## EXERCISE MATERIAL
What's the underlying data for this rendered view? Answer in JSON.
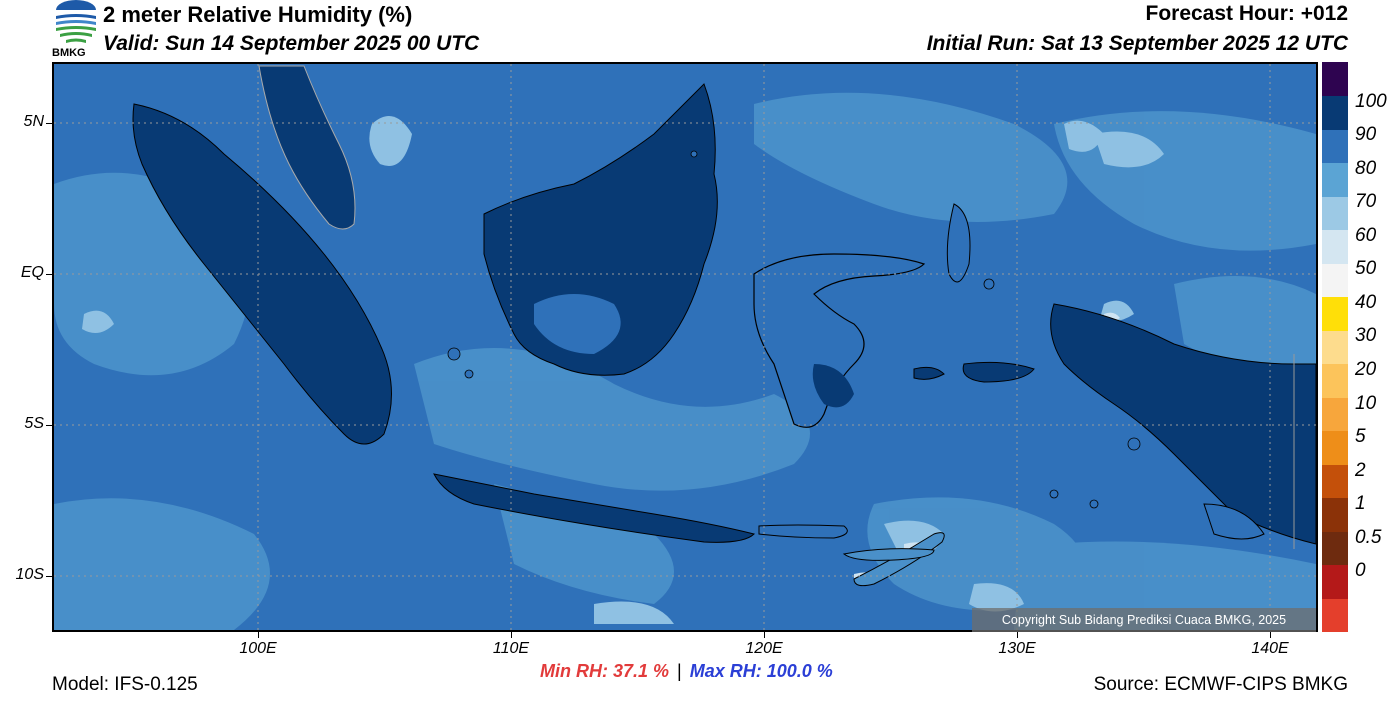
{
  "header": {
    "title": "2 meter Relative Humidity (%)",
    "valid": "Valid: Sun 14 September 2025 00 UTC",
    "forecast_hour": "Forecast Hour: +012",
    "initial_run": "Initial Run: Sat 13 September 2025 12 UTC",
    "logo_text": "BMKG"
  },
  "map": {
    "lat_labels": [
      "5N",
      "EQ",
      "5S",
      "10S"
    ],
    "lon_labels": [
      "100E",
      "110E",
      "120E",
      "130E",
      "140E"
    ],
    "copyright": "Copyright Sub Bidang Prediksi Cuaca BMKG, 2025"
  },
  "footer": {
    "model": "Model: IFS-0.125",
    "source": "Source: ECMWF-CIPS BMKG",
    "min_label": "Min RH:  37.1 %",
    "separator": "|",
    "max_label": "Max RH: 100.0 %"
  },
  "colorbar": {
    "labels": [
      "100",
      "90",
      "80",
      "70",
      "60",
      "50",
      "40",
      "30",
      "20",
      "10",
      "5",
      "2",
      "1",
      "0.5",
      "0"
    ],
    "colors": [
      "#e43f2c",
      "#b41919",
      "#6e2b0f",
      "#8b3208",
      "#c4500a",
      "#ee8e19",
      "#f7a63c",
      "#fcc45b",
      "#fddc8d",
      "#ffdf08",
      "#f4f4f4",
      "#d4e6f1",
      "#9cc9e5",
      "#5ba4d4",
      "#2f71b9",
      "#083a74",
      "#2e0450"
    ]
  }
}
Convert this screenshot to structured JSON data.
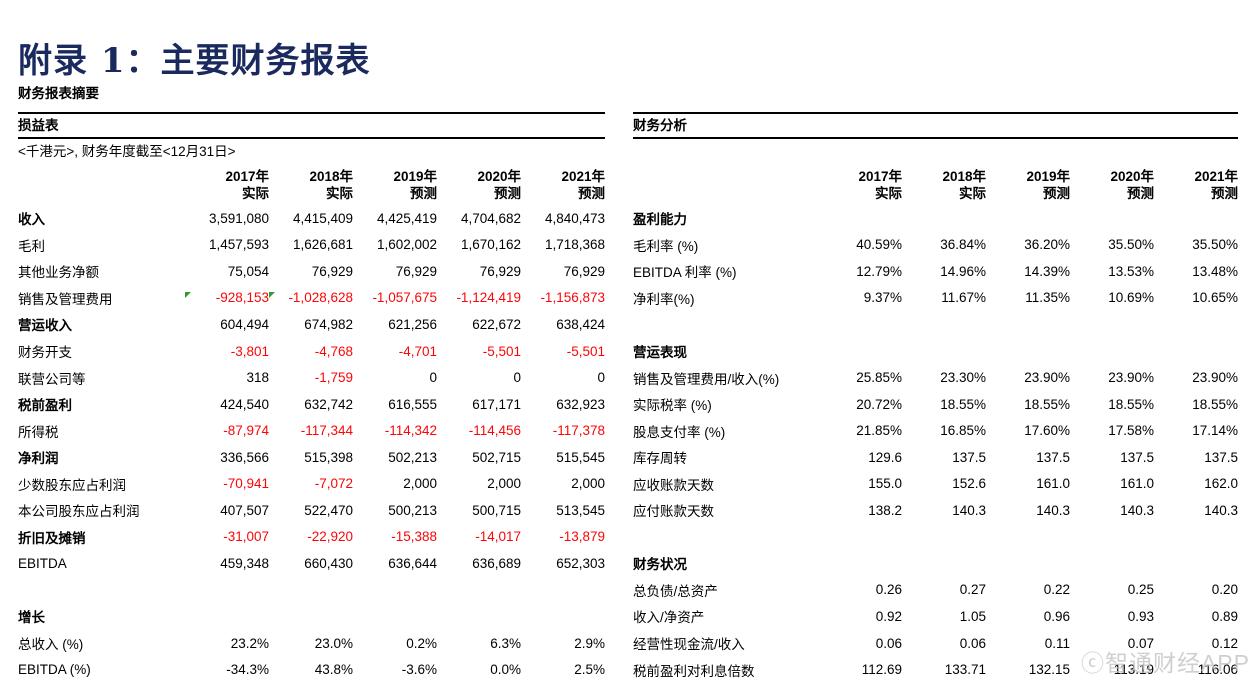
{
  "page": {
    "title": "附录 1：主要财务报表",
    "subtitle": "财务报表摘要",
    "watermark": "ⓒ智通财经APP"
  },
  "colors": {
    "title_navy": "#1a2a5e",
    "negative_red": "#fb0607",
    "marker_green": "#2f9e2f",
    "watermark_gray": "#c4c4c4"
  },
  "columns": [
    {
      "year": "2017年",
      "kind": "实际"
    },
    {
      "year": "2018年",
      "kind": "实际"
    },
    {
      "year": "2019年",
      "kind": "预测"
    },
    {
      "year": "2020年",
      "kind": "预测"
    },
    {
      "year": "2021年",
      "kind": "预测"
    }
  ],
  "income_statement": {
    "title": "损益表",
    "note": "<千港元>, 财务年度截至<12月31日>",
    "rows": [
      {
        "type": "data",
        "label": "收入",
        "bold": true,
        "values": [
          "3,591,080",
          "4,415,409",
          "4,425,419",
          "4,704,682",
          "4,840,473"
        ]
      },
      {
        "type": "data",
        "label": "毛利",
        "values": [
          "1,457,593",
          "1,626,681",
          "1,602,002",
          "1,670,162",
          "1,718,368"
        ]
      },
      {
        "type": "data",
        "label": "其他业务净额",
        "values": [
          "75,054",
          "76,929",
          "76,929",
          "76,929",
          "76,929"
        ]
      },
      {
        "type": "data",
        "label": "销售及管理费用",
        "values": [
          "-928,153",
          "-1,028,628",
          "-1,057,675",
          "-1,124,419",
          "-1,156,873"
        ],
        "markers": [
          0,
          1
        ]
      },
      {
        "type": "data",
        "label": "营运收入",
        "bold": true,
        "values": [
          "604,494",
          "674,982",
          "621,256",
          "622,672",
          "638,424"
        ]
      },
      {
        "type": "data",
        "label": "财务开支",
        "values": [
          "-3,801",
          "-4,768",
          "-4,701",
          "-5,501",
          "-5,501"
        ]
      },
      {
        "type": "data",
        "label": "联营公司等",
        "values": [
          "318",
          "-1,759",
          "0",
          "0",
          "0"
        ]
      },
      {
        "type": "data",
        "label": "税前盈利",
        "bold": true,
        "values": [
          "424,540",
          "632,742",
          "616,555",
          "617,171",
          "632,923"
        ]
      },
      {
        "type": "data",
        "label": "所得税",
        "values": [
          "-87,974",
          "-117,344",
          "-114,342",
          "-114,456",
          "-117,378"
        ]
      },
      {
        "type": "data",
        "label": "净利润",
        "bold": true,
        "values": [
          "336,566",
          "515,398",
          "502,213",
          "502,715",
          "515,545"
        ]
      },
      {
        "type": "data",
        "label": "少数股东应占利润",
        "values": [
          "-70,941",
          "-7,072",
          "2,000",
          "2,000",
          "2,000"
        ]
      },
      {
        "type": "data",
        "label": "本公司股东应占利润",
        "values": [
          "407,507",
          "522,470",
          "500,213",
          "500,715",
          "513,545"
        ]
      },
      {
        "type": "data",
        "label": "折旧及摊销",
        "bold": true,
        "values": [
          "-31,007",
          "-22,920",
          "-15,388",
          "-14,017",
          "-13,879"
        ]
      },
      {
        "type": "data",
        "label": "EBITDA",
        "values": [
          "459,348",
          "660,430",
          "636,644",
          "636,689",
          "652,303"
        ]
      },
      {
        "type": "blank"
      },
      {
        "type": "section",
        "label": "增长"
      },
      {
        "type": "data",
        "label": "总收入 (%)",
        "neg_red": false,
        "values": [
          "23.2%",
          "23.0%",
          "0.2%",
          "6.3%",
          "2.9%"
        ]
      },
      {
        "type": "data",
        "label": "EBITDA (%)",
        "neg_red": false,
        "values": [
          "-34.3%",
          "43.8%",
          "-3.6%",
          "0.0%",
          "2.5%"
        ]
      }
    ]
  },
  "financial_analysis": {
    "title": "财务分析",
    "note": "",
    "rows": [
      {
        "type": "section",
        "label": "盈利能力"
      },
      {
        "type": "data",
        "label": "毛利率 (%)",
        "values": [
          "40.59%",
          "36.84%",
          "36.20%",
          "35.50%",
          "35.50%"
        ]
      },
      {
        "type": "data",
        "label": "EBITDA 利率 (%)",
        "values": [
          "12.79%",
          "14.96%",
          "14.39%",
          "13.53%",
          "13.48%"
        ]
      },
      {
        "type": "data",
        "label": "净利率(%)",
        "values": [
          "9.37%",
          "11.67%",
          "11.35%",
          "10.69%",
          "10.65%"
        ]
      },
      {
        "type": "blank"
      },
      {
        "type": "section",
        "label": "营运表现"
      },
      {
        "type": "data",
        "label": "销售及管理费用/收入(%)",
        "values": [
          "25.85%",
          "23.30%",
          "23.90%",
          "23.90%",
          "23.90%"
        ]
      },
      {
        "type": "data",
        "label": "实际税率 (%)",
        "values": [
          "20.72%",
          "18.55%",
          "18.55%",
          "18.55%",
          "18.55%"
        ]
      },
      {
        "type": "data",
        "label": "股息支付率 (%)",
        "values": [
          "21.85%",
          "16.85%",
          "17.60%",
          "17.58%",
          "17.14%"
        ]
      },
      {
        "type": "data",
        "label": "库存周转",
        "values": [
          "129.6",
          "137.5",
          "137.5",
          "137.5",
          "137.5"
        ]
      },
      {
        "type": "data",
        "label": "应收账款天数",
        "values": [
          "155.0",
          "152.6",
          "161.0",
          "161.0",
          "162.0"
        ]
      },
      {
        "type": "data",
        "label": "应付账款天数",
        "values": [
          "138.2",
          "140.3",
          "140.3",
          "140.3",
          "140.3"
        ]
      },
      {
        "type": "blank"
      },
      {
        "type": "section",
        "label": "财务状况"
      },
      {
        "type": "data",
        "label": "总负债/总资产",
        "values": [
          "0.26",
          "0.27",
          "0.22",
          "0.25",
          "0.20"
        ]
      },
      {
        "type": "data",
        "label": "收入/净资产",
        "values": [
          "0.92",
          "1.05",
          "0.96",
          "0.93",
          "0.89"
        ]
      },
      {
        "type": "data",
        "label": "经营性现金流/收入",
        "values": [
          "0.06",
          "0.06",
          "0.11",
          "0.07",
          "0.12"
        ]
      },
      {
        "type": "data",
        "label": "税前盈利对利息倍数",
        "values": [
          "112.69",
          "133.71",
          "132.15",
          "113.19",
          "116.06"
        ]
      }
    ]
  }
}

## TO BE DONE
Omit every picture, then reproduce the rest of the listing exactly.

## EXERCISE ANSWER
What's the underlying data for this rendered view? Answer in JSON.
{
  "header": {
    "title": "2 meter Relative Humidity (%)",
    "valid": "Valid: Sun 14 September 2025 00 UTC",
    "forecast_hour": "Forecast Hour: +012",
    "initial_run": "Initial Run: Sat 13 September 2025 12 UTC",
    "logo_text": "BMKG"
  },
  "map": {
    "lat_labels": [
      "5N",
      "EQ",
      "5S",
      "10S"
    ],
    "lon_labels": [
      "100E",
      "110E",
      "120E",
      "130E",
      "140E"
    ],
    "copyright": "Copyright Sub Bidang Prediksi Cuaca BMKG, 2025"
  },
  "footer": {
    "model": "Model: IFS-0.125",
    "source": "Source: ECMWF-CIPS BMKG",
    "min_label": "Min RH:  37.1 %",
    "separator": "|",
    "max_label": "Max RH: 100.0 %"
  },
  "colorbar": {
    "labels": [
      "100",
      "90",
      "80",
      "70",
      "60",
      "50",
      "40",
      "30",
      "20",
      "10",
      "5",
      "2",
      "1",
      "0.5",
      "0"
    ],
    "colors": [
      "#e43f2c",
      "#b41919",
      "#6e2b0f",
      "#8b3208",
      "#c4500a",
      "#ee8e19",
      "#f7a63c",
      "#fcc45b",
      "#fddc8d",
      "#ffdf08",
      "#f4f4f4",
      "#d4e6f1",
      "#9cc9e5",
      "#5ba4d4",
      "#2f71b9",
      "#083a74",
      "#2e0450"
    ]
  }
}
Convert this screenshot to structured JSON data.
{
  "page": {
    "title": "附录 1：主要财务报表",
    "subtitle": "财务报表摘要",
    "watermark": "ⓒ智通财经APP"
  },
  "colors": {
    "title_navy": "#1a2a5e",
    "negative_red": "#fb0607",
    "marker_green": "#2f9e2f",
    "watermark_gray": "#c4c4c4"
  },
  "columns": [
    {
      "year": "2017年",
      "kind": "实际"
    },
    {
      "year": "2018年",
      "kind": "实际"
    },
    {
      "year": "2019年",
      "kind": "预测"
    },
    {
      "year": "2020年",
      "kind": "预测"
    },
    {
      "year": "2021年",
      "kind": "预测"
    }
  ],
  "income_statement": {
    "title": "损益表",
    "note": "<千港元>, 财务年度截至<12月31日>",
    "rows": [
      {
        "type": "data",
        "label": "收入",
        "bold": true,
        "values": [
          "3,591,080",
          "4,415,409",
          "4,425,419",
          "4,704,682",
          "4,840,473"
        ]
      },
      {
        "type": "data",
        "label": "毛利",
        "values": [
          "1,457,593",
          "1,626,681",
          "1,602,002",
          "1,670,162",
          "1,718,368"
        ]
      },
      {
        "type": "data",
        "label": "其他业务净额",
        "values": [
          "75,054",
          "76,929",
          "76,929",
          "76,929",
          "76,929"
        ]
      },
      {
        "type": "data",
        "label": "销售及管理费用",
        "values": [
          "-928,153",
          "-1,028,628",
          "-1,057,675",
          "-1,124,419",
          "-1,156,873"
        ],
        "markers": [
          0,
          1
        ]
      },
      {
        "type": "data",
        "label": "营运收入",
        "bold": true,
        "values": [
          "604,494",
          "674,982",
          "621,256",
          "622,672",
          "638,424"
        ]
      },
      {
        "type": "data",
        "label": "财务开支",
        "values": [
          "-3,801",
          "-4,768",
          "-4,701",
          "-5,501",
          "-5,501"
        ]
      },
      {
        "type": "data",
        "label": "联营公司等",
        "values": [
          "318",
          "-1,759",
          "0",
          "0",
          "0"
        ]
      },
      {
        "type": "data",
        "label": "税前盈利",
        "bold": true,
        "values": [
          "424,540",
          "632,742",
          "616,555",
          "617,171",
          "632,923"
        ]
      },
      {
        "type": "data",
        "label": "所得税",
        "values": [
          "-87,974",
          "-117,344",
          "-114,342",
          "-114,456",
          "-117,378"
        ]
      },
      {
        "type": "data",
        "label": "净利润",
        "bold": true,
        "values": [
          "336,566",
          "515,398",
          "502,213",
          "502,715",
          "515,545"
        ]
      },
      {
        "type": "data",
        "label": "少数股东应占利润",
        "values": [
          "-70,941",
          "-7,072",
          "2,000",
          "2,000",
          "2,000"
        ]
      },
      {
        "type": "data",
        "label": "本公司股东应占利润",
        "values": [
          "407,507",
          "522,470",
          "500,213",
          "500,715",
          "513,545"
        ]
      },
      {
        "type": "data",
        "label": "折旧及摊销",
        "bold": true,
        "values": [
          "-31,007",
          "-22,920",
          "-15,388",
          "-14,017",
          "-13,879"
        ]
      },
      {
        "type": "data",
        "label": "EBITDA",
        "values": [
          "459,348",
          "660,430",
          "636,644",
          "636,689",
          "652,303"
        ]
      },
      {
        "type": "blank"
      },
      {
        "type": "section",
        "label": "增长"
      },
      {
        "type": "data",
        "label": "总收入 (%)",
        "neg_red": false,
        "values": [
          "23.2%",
          "23.0%",
          "0.2%",
          "6.3%",
          "2.9%"
        ]
      },
      {
        "type": "data",
        "label": "EBITDA (%)",
        "neg_red": false,
        "values": [
          "-34.3%",
          "43.8%",
          "-3.6%",
          "0.0%",
          "2.5%"
        ]
      }
    ]
  },
  "financial_analysis": {
    "title": "财务分析",
    "note": "",
    "rows": [
      {
        "type": "section",
        "label": "盈利能力"
      },
      {
        "type": "data",
        "label": "毛利率 (%)",
        "values": [
          "40.59%",
          "36.84%",
          "36.20%",
          "35.50%",
          "35.50%"
        ]
      },
      {
        "type": "data",
        "label": "EBITDA 利率 (%)",
        "values": [
          "12.79%",
          "14.96%",
          "14.39%",
          "13.53%",
          "13.48%"
        ]
      },
      {
        "type": "data",
        "label": "净利率(%)",
        "values": [
          "9.37%",
          "11.67%",
          "11.35%",
          "10.69%",
          "10.65%"
        ]
      },
      {
        "type": "blank"
      },
      {
        "type": "section",
        "label": "营运表现"
      },
      {
        "type": "data",
        "label": "销售及管理费用/收入(%)",
        "values": [
          "25.85%",
          "23.30%",
          "23.90%",
          "23.90%",
          "23.90%"
        ]
      },
      {
        "type": "data",
        "label": "实际税率 (%)",
        "values": [
          "20.72%",
          "18.55%",
          "18.55%",
          "18.55%",
          "18.55%"
        ]
      },
      {
        "type": "data",
        "label": "股息支付率 (%)",
        "values": [
          "21.85%",
          "16.85%",
          "17.60%",
          "17.58%",
          "17.14%"
        ]
      },
      {
        "type": "data",
        "label": "库存周转",
        "values": [
          "129.6",
          "137.5",
          "137.5",
          "137.5",
          "137.5"
        ]
      },
      {
        "type": "data",
        "label": "应收账款天数",
        "values": [
          "155.0",
          "152.6",
          "161.0",
          "161.0",
          "162.0"
        ]
      },
      {
        "type": "data",
        "label": "应付账款天数",
        "values": [
          "138.2",
          "140.3",
          "140.3",
          "140.3",
          "140.3"
        ]
      },
      {
        "type": "blank"
      },
      {
        "type": "section",
        "label": "财务状况"
      },
      {
        "type": "data",
        "label": "总负债/总资产",
        "values": [
          "0.26",
          "0.27",
          "0.22",
          "0.25",
          "0.20"
        ]
      },
      {
        "type": "data",
        "label": "收入/净资产",
        "values": [
          "0.92",
          "1.05",
          "0.96",
          "0.93",
          "0.89"
        ]
      },
      {
        "type": "data",
        "label": "经营性现金流/收入",
        "values": [
          "0.06",
          "0.06",
          "0.11",
          "0.07",
          "0.12"
        ]
      },
      {
        "type": "data",
        "label": "税前盈利对利息倍数",
        "values": [
          "112.69",
          "133.71",
          "132.15",
          "113.19",
          "116.06"
        ]
      }
    ]
  }
}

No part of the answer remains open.